§ **TASK**
Show all lines holding the string "Network".

§ **SOURCE DATA**

----

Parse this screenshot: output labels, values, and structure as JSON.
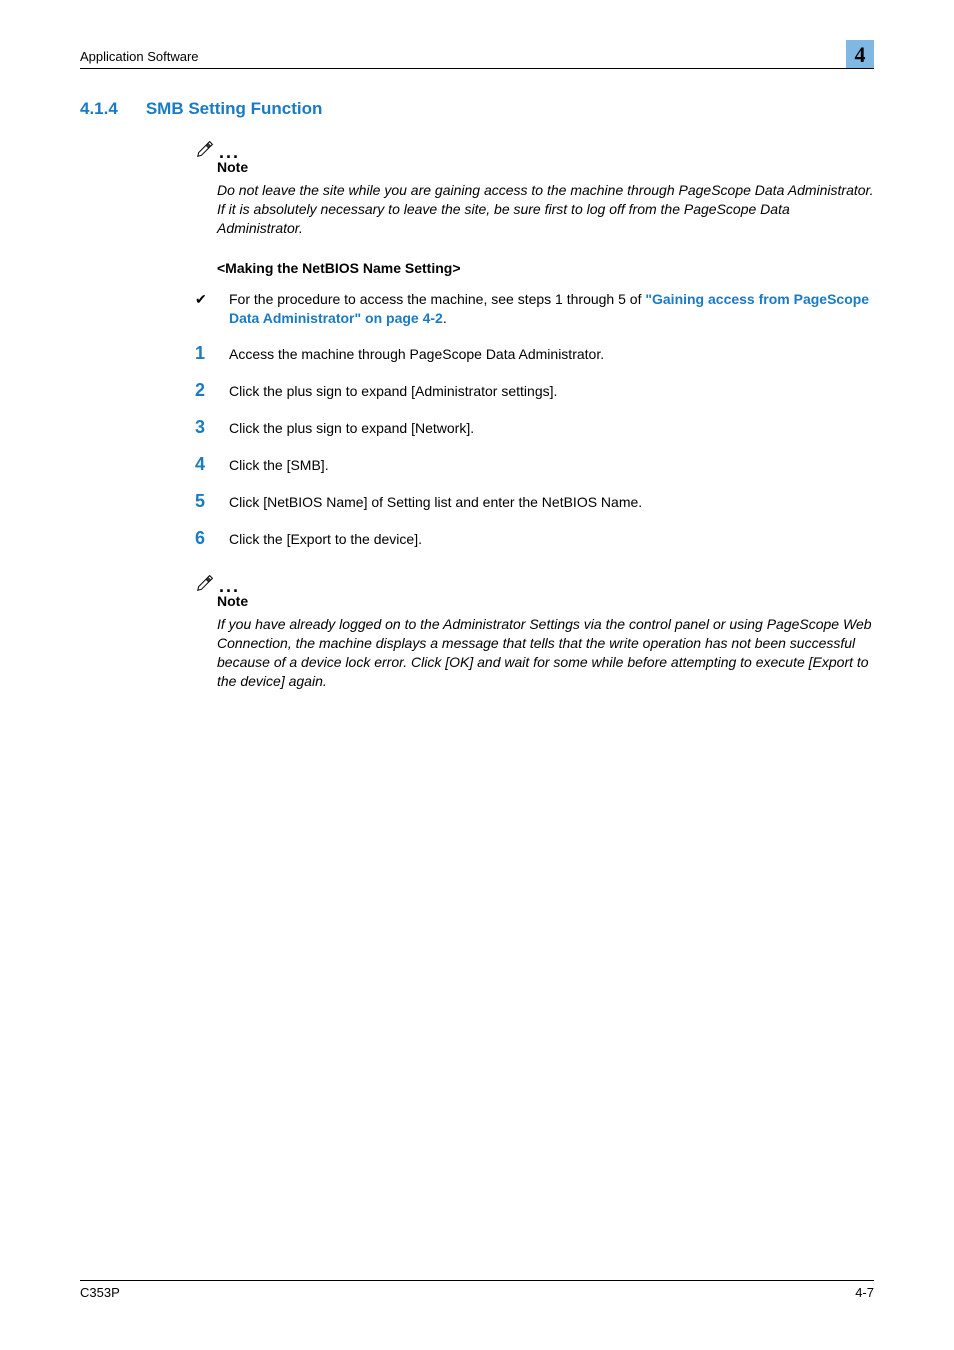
{
  "header": {
    "title": "Application Software",
    "chapter_number": "4"
  },
  "section": {
    "number": "4.1.4",
    "title": "SMB Setting Function"
  },
  "note1": {
    "label": "Note",
    "body": "Do not leave the site while you are gaining access to the machine through PageScope Data Administrator. If it is absolutely necessary to leave the site, be sure first to log off from the PageScope Data Administrator."
  },
  "subheading": "<Making the NetBIOS Name Setting>",
  "bullet": {
    "mark": "✔",
    "text_before": "For the procedure to access the machine, see steps 1 through 5 of ",
    "link_text": "\"Gaining access from PageScope Data Administrator\" on page 4-2",
    "text_after": "."
  },
  "steps": [
    {
      "num": "1",
      "text": "Access the machine through PageScope Data Administrator."
    },
    {
      "num": "2",
      "text": "Click the plus sign to expand [Administrator settings]."
    },
    {
      "num": "3",
      "text": "Click the plus sign to expand [Network]."
    },
    {
      "num": "4",
      "text": "Click the [SMB]."
    },
    {
      "num": "5",
      "text": "Click [NetBIOS Name] of Setting list and enter the NetBIOS Name."
    },
    {
      "num": "6",
      "text": "Click the [Export to the device]."
    }
  ],
  "note2": {
    "label": "Note",
    "body": "If you have already logged on to the Administrator Settings via the control panel or using PageScope Web Connection, the machine displays a message that tells that the write operation has not been successful because of a device lock error. Click [OK] and wait for some while before attempting to execute [Export to the device] again."
  },
  "footer": {
    "model": "C353P",
    "page": "4-7"
  }
}
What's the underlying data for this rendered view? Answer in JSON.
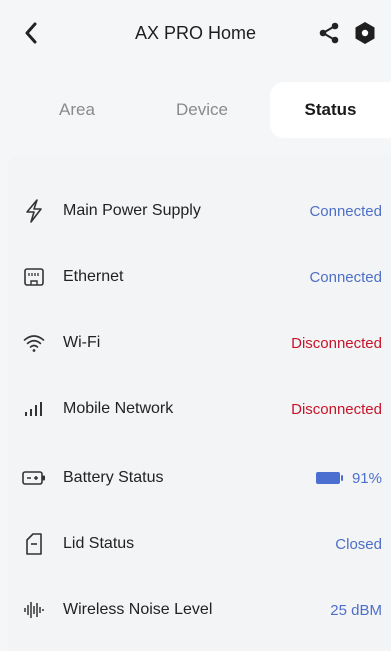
{
  "header": {
    "title": "AX PRO Home",
    "back_icon": "chevron-left-icon",
    "share_icon": "share-icon",
    "settings_icon": "hexagon-settings-icon"
  },
  "tabs": [
    {
      "label": "Area",
      "selected": false
    },
    {
      "label": "Device",
      "selected": false
    },
    {
      "label": "Status",
      "selected": true
    }
  ],
  "status_items": [
    {
      "label": "Main Power Supply",
      "value": "Connected",
      "icon": "lightning-icon",
      "state": "ok"
    },
    {
      "label": "Ethernet",
      "value": "Connected",
      "icon": "ethernet-port-icon",
      "state": "ok"
    },
    {
      "label": "Wi-Fi",
      "value": "Disconnected",
      "icon": "wifi-icon",
      "state": "bad"
    },
    {
      "label": "Mobile Network",
      "value": "Disconnected",
      "icon": "signal-bars-icon",
      "state": "bad"
    },
    {
      "label": "Battery Status",
      "value": "91%",
      "icon": "battery-icon",
      "state": "ok",
      "level": 0.91
    },
    {
      "label": "Lid Status",
      "value": "Closed",
      "icon": "lid-icon",
      "state": "ok"
    },
    {
      "label": "Wireless Noise Level",
      "value": "25 dBM",
      "icon": "noise-wave-icon",
      "state": "ok"
    }
  ],
  "colors": {
    "ok": "#4d6fc7",
    "bad": "#c8142a",
    "background": "#f5f6f8"
  }
}
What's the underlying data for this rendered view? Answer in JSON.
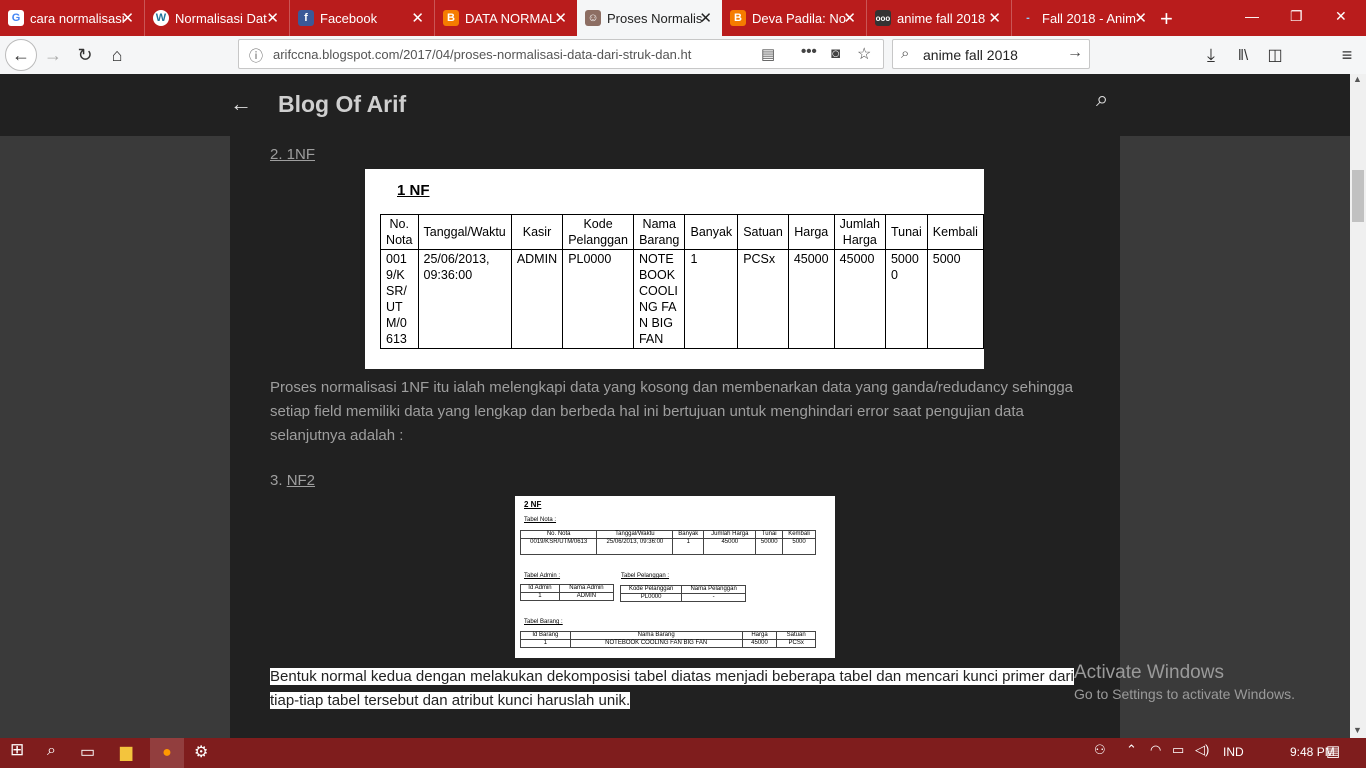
{
  "tabs": [
    {
      "title": "cara normalisasi",
      "favicon": "G"
    },
    {
      "title": "Normalisasi Dat",
      "favicon": "W"
    },
    {
      "title": "Facebook",
      "favicon": "f"
    },
    {
      "title": "DATA NORMAL",
      "favicon": "B"
    },
    {
      "title": "Proses Normalis",
      "favicon": "icon"
    },
    {
      "title": "Deva Padila: No",
      "favicon": "B"
    },
    {
      "title": "anime fall 2018",
      "favicon": "ooo"
    },
    {
      "title": "Fall 2018 - Anim",
      "favicon": "-"
    }
  ],
  "url": "arifccna.blogspot.com/2017/04/proses-normalisasi-data-dari-struk-dan.ht",
  "search_value": "anime fall 2018",
  "blog": {
    "title": "Blog Of Arif"
  },
  "post": {
    "heading1": "2. 1NF",
    "img1": {
      "title": "1 NF",
      "headers": [
        "No. Nota",
        "Tanggal/Waktu",
        "Kasir",
        "Kode Pelanggan",
        "Nama Barang",
        "Banyak",
        "Satuan",
        "Harga",
        "Jumlah Harga",
        "Tunai",
        "Kembali"
      ],
      "row": [
        "0019/KSR/UTM/0613",
        "25/06/2013, 09:36:00",
        "ADMIN",
        "PL0000",
        "NOTEBOOK COOLING FAN BIG FAN",
        "1",
        "PCSx",
        "45000",
        "45000",
        "50000",
        "5000"
      ]
    },
    "para1": "Proses normalisasi 1NF itu ialah melengkapi data yang kosong dan membenarkan data yang ganda/redudancy sehingga setiap field memiliki data yang lengkap dan berbeda hal ini bertujuan untuk menghindari error saat pengujian data selanjutnya adalah :",
    "heading2_prefix": "3. ",
    "heading2_link": "NF2",
    "img2": {
      "title": "2 NF",
      "tabel_nota_label": "Tabel Nota :",
      "nota_headers": [
        "No. Nota",
        "Tanggal/Waktu",
        "Banyak",
        "Jumlah Harga",
        "Tunai",
        "Kembali"
      ],
      "nota_row": [
        "0019/KSR/UTM/0613",
        "25/06/2013, 09:36:00",
        "1",
        "45000",
        "50000",
        "5000"
      ],
      "tabel_admin_label": "Tabel Admin :",
      "admin_headers": [
        "Id Admin",
        "Nama Admin"
      ],
      "admin_row": [
        "1",
        "ADMIN"
      ],
      "tabel_pelanggan_label": "Tabel Pelanggan :",
      "pelanggan_headers": [
        "Kode Pelanggan",
        "Nama Pelanggan"
      ],
      "pelanggan_row": [
        "PL0000",
        "-"
      ],
      "tabel_barang_label": "Tabel Barang :",
      "barang_headers": [
        "Id Barang",
        "Nama Barang",
        "Harga",
        "Satuan"
      ],
      "barang_row": [
        "1",
        "NOTEBOOK COOLING FAN BIG FAN",
        "45000",
        "PCSx"
      ]
    },
    "para2_line1": "Bentuk normal kedua dengan melakukan dekomposisi tabel diatas menjadi beberapa tabel dan mencari kunci primer dari",
    "para2_line2": "tiap-tiap tabel tersebut dan atribut kunci haruslah unik."
  },
  "watermark": {
    "line1": "Activate Windows",
    "line2": "Go to Settings to activate Windows."
  },
  "taskbar": {
    "lang": "IND",
    "time": "9:48 PM"
  },
  "colors": {
    "tabstrip": "#b91c1c",
    "taskbar": "#7f1d1d",
    "blog_bg": "#212121"
  }
}
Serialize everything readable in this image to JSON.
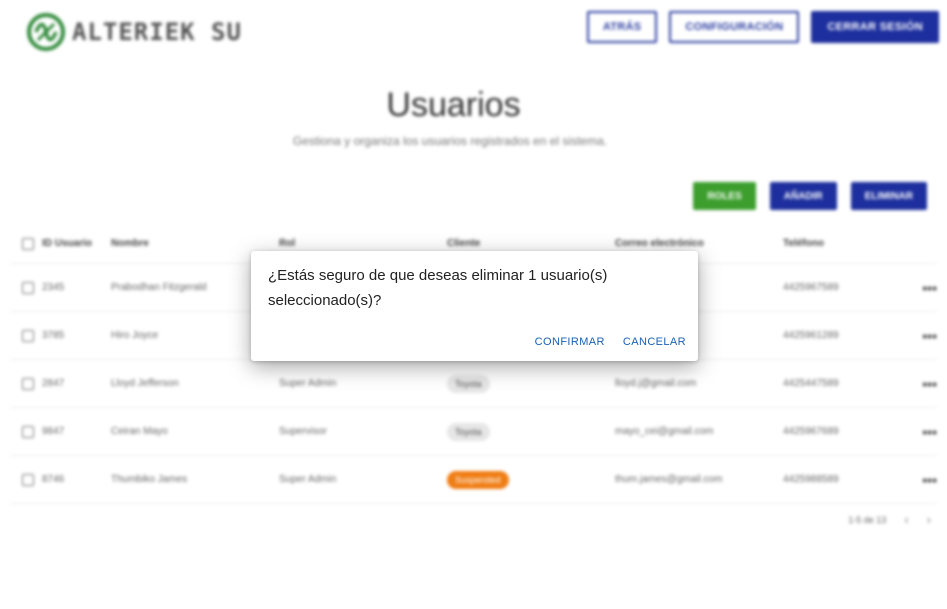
{
  "brand": {
    "name": "ALTERIEK SU",
    "logo_color": "#2f8a3a"
  },
  "header": {
    "back_label": "ATRÁS",
    "settings_label": "CONFIGURACIÓN",
    "logout_label": "CERRAR SESIÓN"
  },
  "main": {
    "title": "Usuarios",
    "subtitle": "Gestiona y organiza los usuarios registrados en el sistema."
  },
  "actions": {
    "roles_label": "ROLES",
    "add_label": "AÑADIR",
    "delete_label": "ELIMINAR"
  },
  "table": {
    "columns": [
      "ID Usuario",
      "Nombre",
      "Rol",
      "Cliente",
      "Correo electrónico",
      "Teléfono"
    ],
    "rows": [
      {
        "id": "2345",
        "name": "Prabodhan Fitzgerald",
        "role": "",
        "client": "",
        "email": "",
        "phone": "4425967589"
      },
      {
        "id": "3785",
        "name": "Hiro Joyce",
        "role": "",
        "client": "",
        "email": "",
        "phone": "4425961289"
      },
      {
        "id": "2847",
        "name": "Lloyd Jefferson",
        "role": "Super Admin",
        "client": "Toyota",
        "email": "lloyd.j@gmail.com",
        "phone": "4425447589"
      },
      {
        "id": "9847",
        "name": "Ceiran Mayo",
        "role": "Supervisor",
        "client": "Toyota",
        "email": "mayo_cei@gmail.com",
        "phone": "4425967689"
      },
      {
        "id": "8746",
        "name": "Thumbiko James",
        "role": "Super Admin",
        "client": "Suspended",
        "email": "thum.james@gmail.com",
        "phone": "4425988589"
      }
    ],
    "more_label": "•••"
  },
  "pagination": {
    "range": "1-5 de 13",
    "prev": "‹",
    "next": "›"
  },
  "dialog": {
    "message": "¿Estás seguro de que deseas eliminar 1 usuario(s) seleccionado(s)?",
    "confirm_label": "CONFIRMAR",
    "cancel_label": "CANCELAR"
  },
  "colors": {
    "primary": "#1d2f9e",
    "success": "#3d9e2e",
    "warning": "#f07d14",
    "link": "#1b5fb3"
  }
}
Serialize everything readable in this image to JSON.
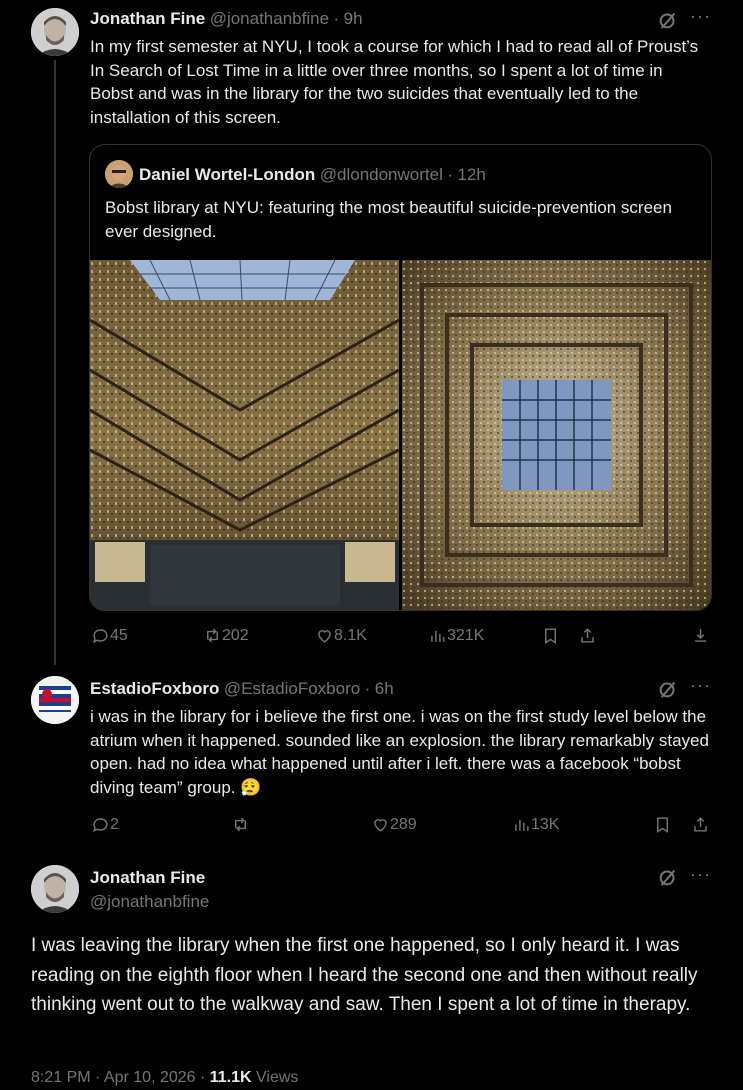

----

§ **TASK ANSWER**
      "text": "Click the plus sign to expand [Network]."
      "label": "Mobile Network",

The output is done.